» **PROMPT**:
Each line below should be repeated exactly, but no picture should be carried over.

[Records contained in a dataset]
•••••
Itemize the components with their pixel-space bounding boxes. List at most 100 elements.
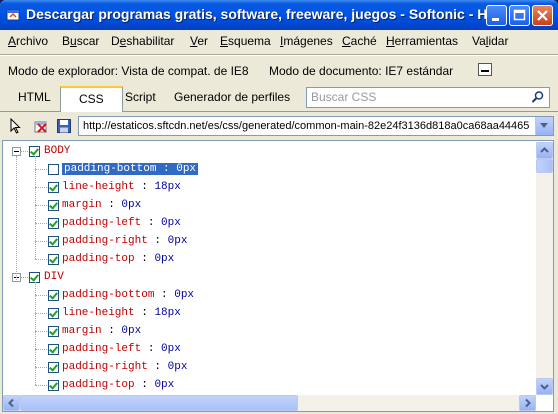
search-input[interactable]	[311, 90, 521, 104]
property-declaration: padding-bottom : 0px	[62, 289, 194, 301]
menu-archivo[interactable]: Archivo	[8, 34, 48, 48]
property-value[interactable]: 0px	[121, 325, 141, 337]
save-icon[interactable]	[56, 118, 72, 134]
property-value[interactable]: 0px	[176, 163, 196, 175]
menu-label-pre: D	[111, 34, 120, 48]
menu-buscar[interactable]: Buscar	[62, 34, 99, 48]
select-element-cursor-icon[interactable]	[8, 118, 24, 134]
close-button[interactable]	[532, 5, 553, 26]
scroll-down-button[interactable]	[536, 378, 553, 395]
tree-connector	[35, 385, 47, 387]
css-property-row[interactable]: margin : 0px	[62, 196, 141, 214]
css-property-row[interactable]: padding-top : 0px	[62, 250, 174, 268]
property-value[interactable]: 0px	[121, 199, 141, 211]
tree-connector	[21, 277, 28, 279]
property-name[interactable]: padding-top	[62, 253, 135, 265]
clear-rules-icon[interactable]	[33, 118, 49, 134]
horizontal-scroll-thumb[interactable]	[20, 395, 298, 411]
property-value[interactable]: 18px	[154, 307, 180, 319]
property-checkbox[interactable]	[48, 218, 59, 229]
property-checkbox[interactable]	[48, 308, 59, 319]
property-checkbox[interactable]	[48, 326, 59, 337]
vertical-scroll-thumb[interactable]	[536, 159, 553, 173]
property-colon: :	[134, 181, 155, 193]
menu-ver[interactable]: Ver	[190, 34, 208, 48]
menu-herramientas[interactable]: Herramientas	[386, 34, 458, 48]
title-bar[interactable]: Descargar programas gratis, software, fr…	[0, 0, 558, 30]
tab-profiler[interactable]: Generador de perfiles	[174, 90, 290, 104]
property-checkbox[interactable]	[48, 380, 59, 391]
property-checkbox[interactable]	[48, 254, 59, 265]
property-value[interactable]: 18px	[154, 181, 180, 193]
menu-accel: u	[70, 34, 77, 48]
property-value[interactable]: 0px	[168, 235, 188, 247]
css-property-row[interactable]: margin : 0px	[62, 322, 141, 340]
chevron-down-icon	[540, 384, 549, 390]
css-rule[interactable]: DIV	[44, 268, 64, 286]
menu-deshabilitar[interactable]: Deshabilitar	[111, 34, 174, 48]
css-property-row[interactable]: padding-right : 0px	[62, 358, 187, 376]
menu-cache[interactable]: Caché	[342, 34, 377, 48]
property-value[interactable]: 0px	[154, 253, 174, 265]
maximize-button[interactable]	[509, 5, 530, 26]
minimize-panel-icon[interactable]	[478, 63, 492, 76]
property-colon: :	[134, 307, 155, 319]
browser-mode-menu[interactable]: Modo de explorador: Vista de compat. de …	[8, 64, 249, 78]
css-property-row[interactable]: padding-bottom : 0px	[62, 160, 199, 178]
property-name[interactable]: padding-left	[62, 217, 141, 229]
property-name[interactable]: padding-bottom	[62, 289, 154, 301]
css-property-row[interactable]: padding-left : 0px	[62, 340, 181, 358]
tab-css[interactable]: CSS	[60, 86, 123, 112]
tab-html[interactable]: HTML	[18, 90, 51, 104]
property-checkbox[interactable]	[48, 182, 59, 193]
css-property-row[interactable]: line-height : 18px	[62, 304, 181, 322]
property-checkbox[interactable]	[48, 344, 59, 355]
property-checkbox[interactable]	[48, 290, 59, 301]
css-property-row[interactable]: padding-left : 0px	[62, 214, 181, 232]
property-name[interactable]: padding-right	[62, 361, 148, 373]
tree-connector	[16, 156, 18, 282]
scroll-up-button[interactable]	[536, 142, 553, 159]
property-value[interactable]: 0px	[168, 361, 188, 373]
property-name[interactable]: line-height	[62, 307, 135, 319]
scroll-left-button[interactable]	[3, 395, 20, 411]
css-property-row[interactable]: padding-top : 0px	[62, 376, 174, 394]
property-declaration: padding-right : 0px	[62, 361, 187, 373]
property-name[interactable]: padding-bottom	[64, 163, 156, 175]
property-name[interactable]: padding-left	[62, 343, 141, 355]
stylesheet-selector[interactable]: http://estaticos.sftcdn.net/es/css/gener…	[78, 116, 554, 136]
property-value[interactable]: 0px	[161, 217, 181, 229]
property-name[interactable]: margin	[62, 199, 102, 211]
property-checkbox[interactable]	[48, 236, 59, 247]
menu-validar[interactable]: Validar	[472, 34, 508, 48]
css-property-row[interactable]: line-height : 18px	[62, 178, 181, 196]
property-value[interactable]: 0px	[161, 343, 181, 355]
property-checkbox[interactable]	[48, 362, 59, 373]
css-rule[interactable]: BODY	[44, 142, 70, 160]
menu-accel: A	[8, 34, 17, 48]
vertical-scrollbar[interactable]	[536, 142, 553, 395]
property-name[interactable]: padding-right	[62, 235, 148, 247]
horizontal-scrollbar[interactable]	[3, 395, 536, 411]
property-value[interactable]: 0px	[154, 379, 174, 391]
property-checkbox[interactable]	[48, 200, 59, 211]
menu-imagenes[interactable]: Imágenes	[280, 34, 333, 48]
property-checkbox[interactable]	[48, 164, 59, 175]
property-name[interactable]: padding-top	[62, 379, 135, 391]
minimize-icon	[492, 18, 499, 21]
menu-label-post: squema	[228, 34, 271, 48]
document-mode-menu[interactable]: Modo de documento: IE7 estándar	[269, 64, 453, 78]
search-icon[interactable]	[531, 90, 545, 104]
chevron-down-icon[interactable]	[535, 117, 553, 135]
css-property-row[interactable]: padding-right : 0px	[62, 232, 187, 250]
minimize-button[interactable]	[486, 5, 507, 26]
css-property-row[interactable]: padding-bottom : 0px	[62, 286, 194, 304]
expand-collapse-icon[interactable]	[12, 147, 21, 156]
property-name[interactable]: line-height	[62, 181, 135, 193]
property-name[interactable]: margin	[62, 325, 102, 337]
property-colon: :	[101, 199, 122, 211]
menu-esquema[interactable]: Esquema	[220, 34, 271, 48]
property-value[interactable]: 0px	[174, 289, 194, 301]
scroll-right-button[interactable]	[519, 395, 536, 411]
tab-script[interactable]: Script	[125, 90, 156, 104]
•••••
» **OUTPUT FOR THIS EXERCISE**:
Itemize the components with their pixel-space bounding boxes. List at most 100 elements.
search-input[interactable]	[311, 90, 521, 104]
property-declaration: padding-bottom : 0px	[62, 289, 194, 301]
menu-archivo[interactable]: Archivo	[8, 34, 48, 48]
property-value[interactable]: 0px	[121, 325, 141, 337]
save-icon[interactable]	[56, 118, 72, 134]
property-value[interactable]: 0px	[176, 163, 196, 175]
menu-label-pre: D	[111, 34, 120, 48]
menu-buscar[interactable]: Buscar	[62, 34, 99, 48]
select-element-cursor-icon[interactable]	[8, 118, 24, 134]
close-button[interactable]	[532, 5, 553, 26]
scroll-down-button[interactable]	[536, 378, 553, 395]
tree-connector	[35, 385, 47, 387]
css-property-row[interactable]: margin : 0px	[62, 196, 141, 214]
css-property-row[interactable]: padding-top : 0px	[62, 250, 174, 268]
property-value[interactable]: 0px	[121, 199, 141, 211]
tree-connector	[21, 277, 28, 279]
property-name[interactable]: padding-top	[62, 253, 135, 265]
clear-rules-icon[interactable]	[33, 118, 49, 134]
horizontal-scroll-thumb[interactable]	[20, 395, 298, 411]
property-value[interactable]: 18px	[154, 307, 180, 319]
property-checkbox[interactable]	[48, 218, 59, 229]
property-checkbox[interactable]	[48, 308, 59, 319]
property-checkbox[interactable]	[48, 326, 59, 337]
vertical-scroll-thumb[interactable]	[536, 159, 553, 173]
property-colon: :	[134, 181, 155, 193]
menu-ver[interactable]: Ver	[190, 34, 208, 48]
menu-herramientas[interactable]: Herramientas	[386, 34, 458, 48]
title-bar[interactable]: Descargar programas gratis, software, fr…	[0, 0, 558, 30]
tab-profiler[interactable]: Generador de perfiles	[174, 90, 290, 104]
property-checkbox[interactable]	[48, 380, 59, 391]
property-checkbox[interactable]	[48, 254, 59, 265]
property-value[interactable]: 18px	[154, 181, 180, 193]
menu-accel: u	[70, 34, 77, 48]
property-value[interactable]: 0px	[168, 235, 188, 247]
css-property-row[interactable]: margin : 0px	[62, 322, 141, 340]
chevron-down-icon	[540, 384, 549, 390]
css-rule[interactable]: DIV	[44, 268, 64, 286]
menu-deshabilitar[interactable]: Deshabilitar	[111, 34, 174, 48]
css-property-row[interactable]: padding-right : 0px	[62, 358, 187, 376]
menu-cache[interactable]: Caché	[342, 34, 377, 48]
property-value[interactable]: 0px	[154, 253, 174, 265]
maximize-button[interactable]	[509, 5, 530, 26]
minimize-panel-icon[interactable]	[478, 63, 492, 76]
property-colon: :	[134, 307, 155, 319]
browser-mode-menu[interactable]: Modo de explorador: Vista de compat. de …	[8, 64, 249, 78]
css-property-row[interactable]: padding-bottom : 0px	[62, 160, 199, 178]
property-name[interactable]: padding-left	[62, 217, 141, 229]
property-name[interactable]: padding-bottom	[62, 289, 154, 301]
css-property-row[interactable]: padding-left : 0px	[62, 340, 181, 358]
tab-css[interactable]: CSS	[60, 86, 123, 112]
tab-html[interactable]: HTML	[18, 90, 51, 104]
property-checkbox[interactable]	[48, 182, 59, 193]
css-property-row[interactable]: line-height : 18px	[62, 304, 181, 322]
property-checkbox[interactable]	[48, 344, 59, 355]
property-checkbox[interactable]	[48, 290, 59, 301]
css-property-row[interactable]: padding-left : 0px	[62, 214, 181, 232]
property-name[interactable]: padding-right	[62, 361, 148, 373]
tree-connector	[16, 156, 18, 282]
scroll-up-button[interactable]	[536, 142, 553, 159]
property-value[interactable]: 0px	[168, 361, 188, 373]
property-name[interactable]: line-height	[62, 307, 135, 319]
scroll-left-button[interactable]	[3, 395, 20, 411]
css-property-row[interactable]: padding-top : 0px	[62, 376, 174, 394]
property-declaration: padding-right : 0px	[62, 361, 187, 373]
property-name[interactable]: padding-bottom	[64, 163, 156, 175]
property-name[interactable]: padding-left	[62, 343, 141, 355]
stylesheet-selector[interactable]: http://estaticos.sftcdn.net/es/css/gener…	[78, 116, 554, 136]
property-value[interactable]: 0px	[161, 217, 181, 229]
property-name[interactable]: margin	[62, 199, 102, 211]
property-checkbox[interactable]	[48, 236, 59, 247]
menu-validar[interactable]: Validar	[472, 34, 508, 48]
css-property-row[interactable]: line-height : 18px	[62, 178, 181, 196]
property-value[interactable]: 0px	[161, 343, 181, 355]
property-checkbox[interactable]	[48, 362, 59, 373]
css-rule[interactable]: BODY	[44, 142, 70, 160]
menu-accel: A	[8, 34, 17, 48]
vertical-scrollbar[interactable]	[536, 142, 553, 395]
property-name[interactable]: padding-right	[62, 235, 148, 247]
horizontal-scrollbar[interactable]	[3, 395, 536, 411]
property-value[interactable]: 0px	[154, 379, 174, 391]
property-checkbox[interactable]	[48, 200, 59, 211]
menu-imagenes[interactable]: Imágenes	[280, 34, 333, 48]
property-checkbox[interactable]	[48, 164, 59, 175]
property-name[interactable]: padding-top	[62, 379, 135, 391]
minimize-icon	[492, 18, 499, 21]
menu-label-post: squema	[228, 34, 271, 48]
document-mode-menu[interactable]: Modo de documento: IE7 estándar	[269, 64, 453, 78]
search-icon[interactable]	[531, 90, 545, 104]
chevron-down-icon[interactable]	[535, 117, 553, 135]
css-property-row[interactable]: padding-right : 0px	[62, 232, 187, 250]
minimize-button[interactable]	[486, 5, 507, 26]
css-property-row[interactable]: padding-bottom : 0px	[62, 286, 194, 304]
expand-collapse-icon[interactable]	[12, 147, 21, 156]
property-name[interactable]: line-height	[62, 181, 135, 193]
property-name[interactable]: margin	[62, 325, 102, 337]
property-colon: :	[101, 199, 122, 211]
menu-esquema[interactable]: Esquema	[220, 34, 271, 48]
property-value[interactable]: 0px	[174, 289, 194, 301]
scroll-right-button[interactable]	[519, 395, 536, 411]
tab-script[interactable]: Script	[125, 90, 156, 104]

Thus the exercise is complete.